Search the material for the word "INPUT" and copy each line that holds it.

---------------

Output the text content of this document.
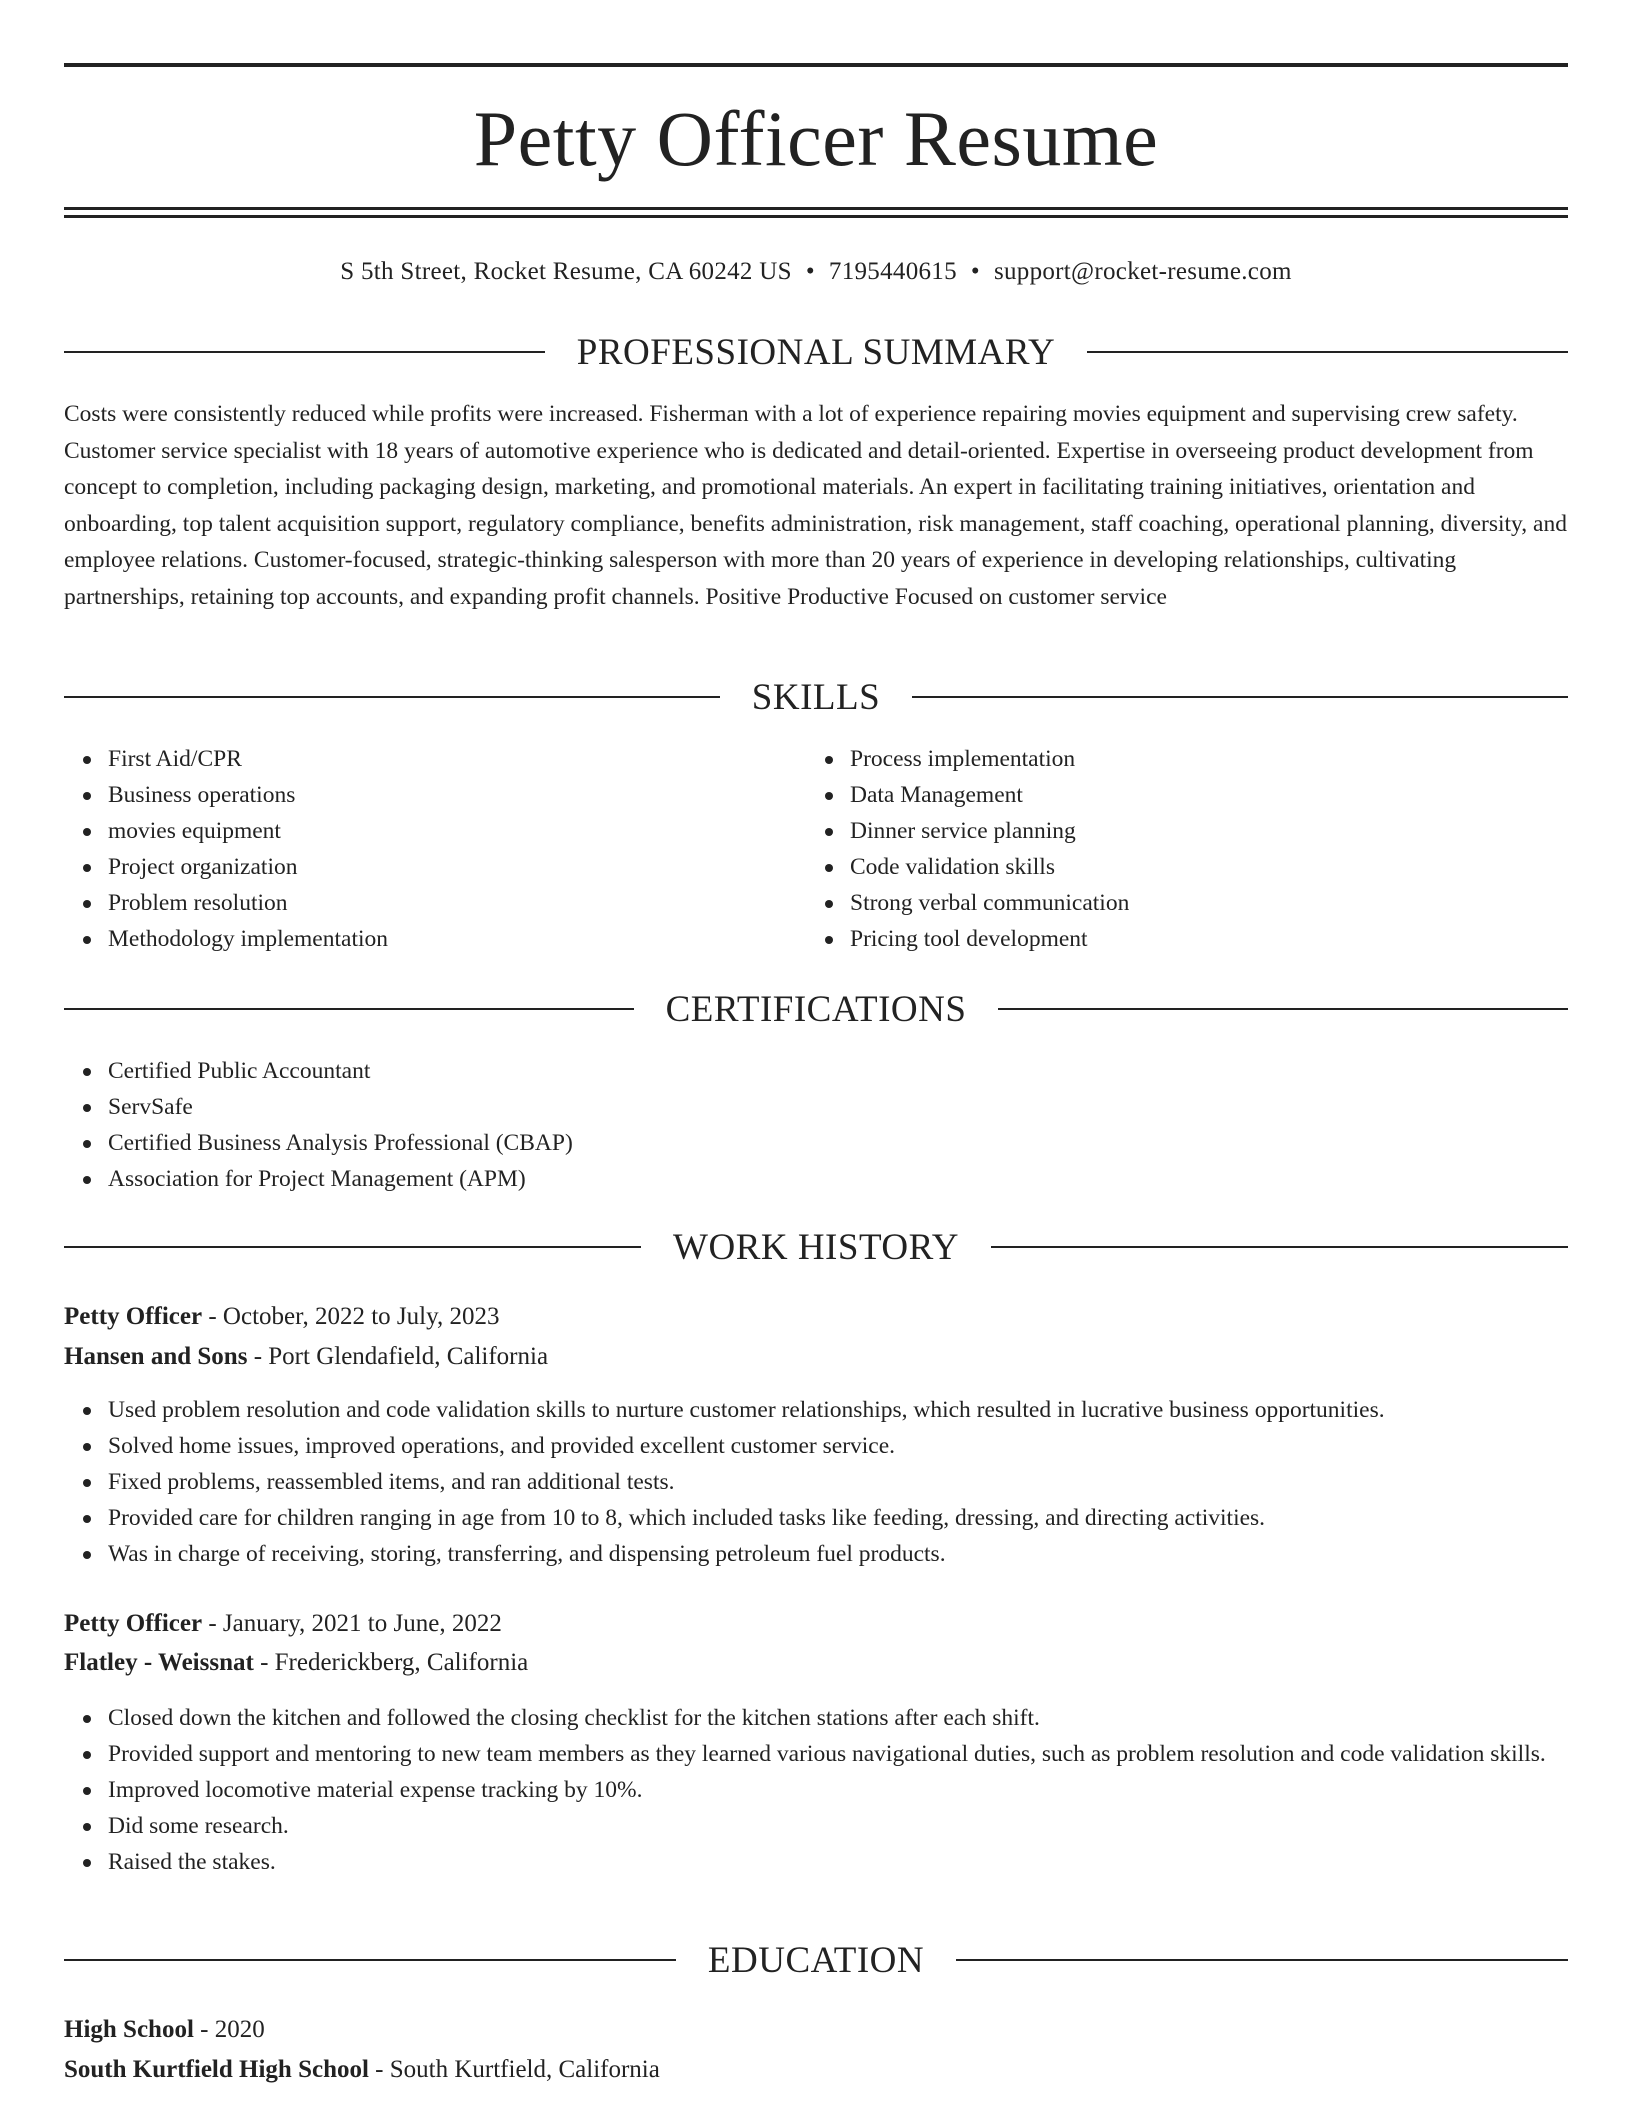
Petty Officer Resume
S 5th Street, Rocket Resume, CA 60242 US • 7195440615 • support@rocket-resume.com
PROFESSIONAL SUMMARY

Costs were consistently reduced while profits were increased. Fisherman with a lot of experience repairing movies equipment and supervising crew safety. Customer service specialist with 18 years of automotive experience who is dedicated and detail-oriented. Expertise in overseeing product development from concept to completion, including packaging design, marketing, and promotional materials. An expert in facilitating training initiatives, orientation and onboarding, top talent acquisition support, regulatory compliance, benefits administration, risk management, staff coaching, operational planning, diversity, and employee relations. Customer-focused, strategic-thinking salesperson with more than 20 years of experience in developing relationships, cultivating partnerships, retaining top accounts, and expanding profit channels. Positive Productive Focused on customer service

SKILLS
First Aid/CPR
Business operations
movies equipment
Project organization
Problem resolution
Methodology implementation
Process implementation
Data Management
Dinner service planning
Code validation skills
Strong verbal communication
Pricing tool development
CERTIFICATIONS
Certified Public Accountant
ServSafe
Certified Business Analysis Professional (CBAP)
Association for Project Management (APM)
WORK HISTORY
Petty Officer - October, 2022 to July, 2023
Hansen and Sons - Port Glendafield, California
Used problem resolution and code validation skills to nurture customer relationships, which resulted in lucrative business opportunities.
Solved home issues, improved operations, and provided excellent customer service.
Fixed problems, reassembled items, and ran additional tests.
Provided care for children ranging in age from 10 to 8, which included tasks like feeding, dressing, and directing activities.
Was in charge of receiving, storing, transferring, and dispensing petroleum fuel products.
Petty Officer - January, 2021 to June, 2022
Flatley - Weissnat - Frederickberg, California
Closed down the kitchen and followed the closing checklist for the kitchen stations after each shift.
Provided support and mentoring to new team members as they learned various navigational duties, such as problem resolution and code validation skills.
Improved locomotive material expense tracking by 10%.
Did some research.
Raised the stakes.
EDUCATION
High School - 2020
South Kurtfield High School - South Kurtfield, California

---------------

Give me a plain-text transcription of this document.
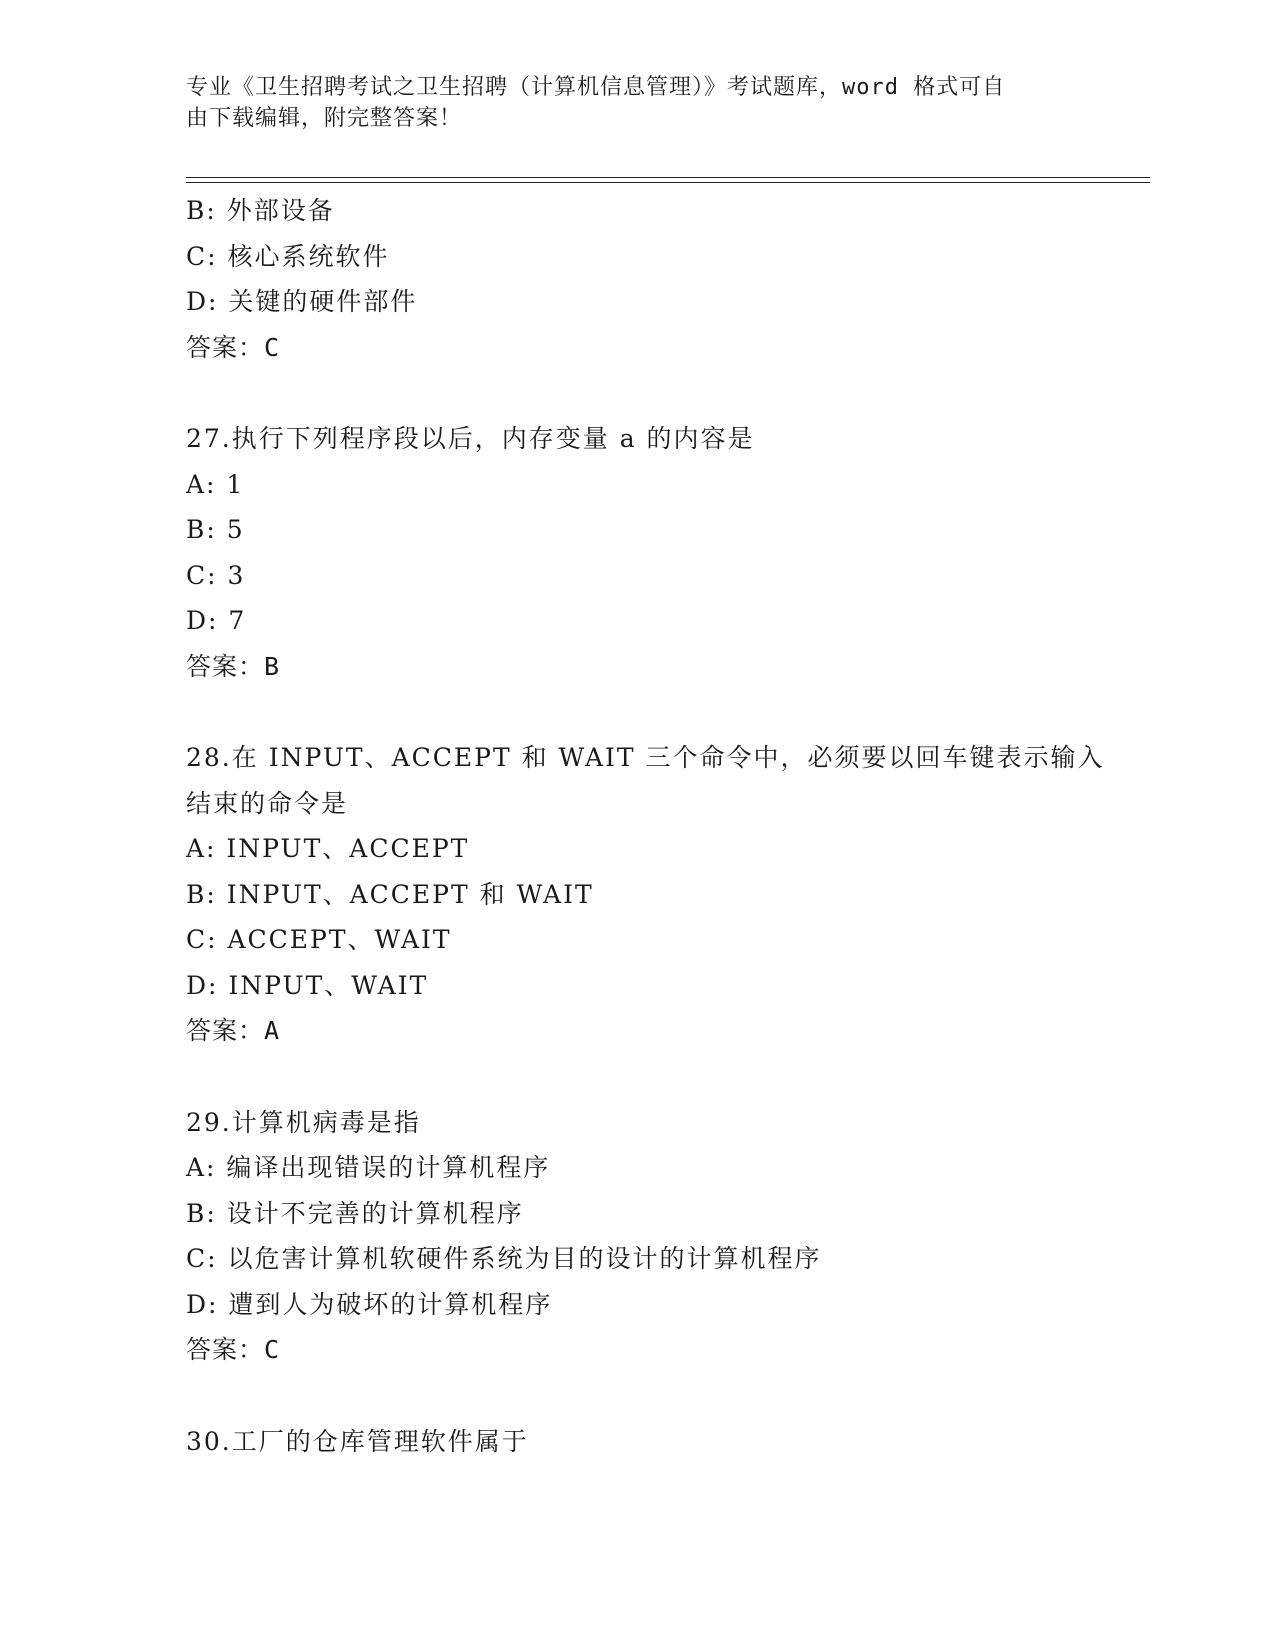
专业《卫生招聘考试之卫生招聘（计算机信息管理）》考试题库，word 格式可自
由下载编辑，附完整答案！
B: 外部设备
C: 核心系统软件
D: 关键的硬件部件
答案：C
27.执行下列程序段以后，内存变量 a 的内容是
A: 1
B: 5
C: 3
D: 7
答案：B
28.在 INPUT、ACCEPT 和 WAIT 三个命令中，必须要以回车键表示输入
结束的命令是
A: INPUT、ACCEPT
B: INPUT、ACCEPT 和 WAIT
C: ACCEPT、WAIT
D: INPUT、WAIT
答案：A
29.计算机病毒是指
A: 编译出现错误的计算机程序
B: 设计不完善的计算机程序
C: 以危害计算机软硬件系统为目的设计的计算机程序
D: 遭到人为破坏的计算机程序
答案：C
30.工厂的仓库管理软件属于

---------------

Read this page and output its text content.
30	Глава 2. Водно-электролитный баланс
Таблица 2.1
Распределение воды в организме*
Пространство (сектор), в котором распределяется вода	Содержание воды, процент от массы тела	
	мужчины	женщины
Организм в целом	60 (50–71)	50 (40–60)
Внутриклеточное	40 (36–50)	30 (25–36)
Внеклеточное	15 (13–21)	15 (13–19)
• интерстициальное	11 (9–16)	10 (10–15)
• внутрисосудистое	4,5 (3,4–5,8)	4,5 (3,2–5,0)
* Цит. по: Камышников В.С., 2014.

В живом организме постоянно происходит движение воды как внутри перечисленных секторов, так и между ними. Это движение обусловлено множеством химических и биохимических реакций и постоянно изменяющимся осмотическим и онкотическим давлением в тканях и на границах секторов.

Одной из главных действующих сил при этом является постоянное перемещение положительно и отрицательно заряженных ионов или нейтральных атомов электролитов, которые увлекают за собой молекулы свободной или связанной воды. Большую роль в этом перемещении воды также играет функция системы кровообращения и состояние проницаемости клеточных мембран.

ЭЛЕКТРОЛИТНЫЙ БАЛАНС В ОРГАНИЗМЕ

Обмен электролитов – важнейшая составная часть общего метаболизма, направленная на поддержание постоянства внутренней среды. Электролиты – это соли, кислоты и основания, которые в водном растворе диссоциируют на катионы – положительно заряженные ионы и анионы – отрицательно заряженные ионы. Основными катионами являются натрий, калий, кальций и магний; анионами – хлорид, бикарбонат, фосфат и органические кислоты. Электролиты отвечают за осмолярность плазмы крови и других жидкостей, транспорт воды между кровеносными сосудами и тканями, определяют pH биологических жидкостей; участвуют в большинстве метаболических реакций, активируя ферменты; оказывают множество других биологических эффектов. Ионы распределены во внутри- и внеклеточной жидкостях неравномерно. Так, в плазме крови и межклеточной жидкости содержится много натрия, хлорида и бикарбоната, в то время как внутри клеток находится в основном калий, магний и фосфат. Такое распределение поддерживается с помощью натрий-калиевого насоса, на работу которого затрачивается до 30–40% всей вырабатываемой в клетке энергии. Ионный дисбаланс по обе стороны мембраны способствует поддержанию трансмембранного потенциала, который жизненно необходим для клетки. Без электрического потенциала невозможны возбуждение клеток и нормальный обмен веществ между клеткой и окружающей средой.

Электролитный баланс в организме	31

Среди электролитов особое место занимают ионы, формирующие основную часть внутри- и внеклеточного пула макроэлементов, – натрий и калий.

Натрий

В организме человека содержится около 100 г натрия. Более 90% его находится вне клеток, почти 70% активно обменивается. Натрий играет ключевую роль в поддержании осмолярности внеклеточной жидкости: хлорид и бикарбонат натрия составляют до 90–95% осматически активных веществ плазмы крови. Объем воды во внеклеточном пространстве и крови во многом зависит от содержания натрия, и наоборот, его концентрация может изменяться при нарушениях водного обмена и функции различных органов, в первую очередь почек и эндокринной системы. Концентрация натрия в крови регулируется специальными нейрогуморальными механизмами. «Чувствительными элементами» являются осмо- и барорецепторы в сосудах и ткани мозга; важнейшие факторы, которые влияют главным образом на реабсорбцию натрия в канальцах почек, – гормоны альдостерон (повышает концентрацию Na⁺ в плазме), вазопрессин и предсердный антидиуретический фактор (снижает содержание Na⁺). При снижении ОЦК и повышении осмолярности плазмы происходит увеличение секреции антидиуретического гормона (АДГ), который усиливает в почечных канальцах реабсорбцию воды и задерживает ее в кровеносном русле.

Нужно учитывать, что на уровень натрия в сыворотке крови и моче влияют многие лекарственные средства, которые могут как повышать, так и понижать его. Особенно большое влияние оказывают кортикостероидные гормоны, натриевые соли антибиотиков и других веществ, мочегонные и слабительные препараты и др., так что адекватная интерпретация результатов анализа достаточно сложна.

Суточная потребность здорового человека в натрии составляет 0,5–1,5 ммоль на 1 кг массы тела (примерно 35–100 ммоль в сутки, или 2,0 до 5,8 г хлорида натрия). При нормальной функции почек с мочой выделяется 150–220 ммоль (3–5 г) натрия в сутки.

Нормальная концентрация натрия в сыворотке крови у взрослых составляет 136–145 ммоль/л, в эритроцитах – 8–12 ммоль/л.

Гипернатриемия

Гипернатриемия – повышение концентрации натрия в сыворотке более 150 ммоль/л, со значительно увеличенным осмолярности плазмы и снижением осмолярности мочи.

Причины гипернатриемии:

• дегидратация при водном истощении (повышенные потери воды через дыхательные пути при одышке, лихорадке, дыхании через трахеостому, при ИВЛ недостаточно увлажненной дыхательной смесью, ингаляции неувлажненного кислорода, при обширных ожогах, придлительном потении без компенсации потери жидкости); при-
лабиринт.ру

---------------

## THE REPLY
28.在 INPUT、ACCEPT 和 WAIT 三个命令中，必须要以回车键表示输入
A: INPUT、ACCEPT
B: INPUT、ACCEPT 和 WAIT
D: INPUT、WAIT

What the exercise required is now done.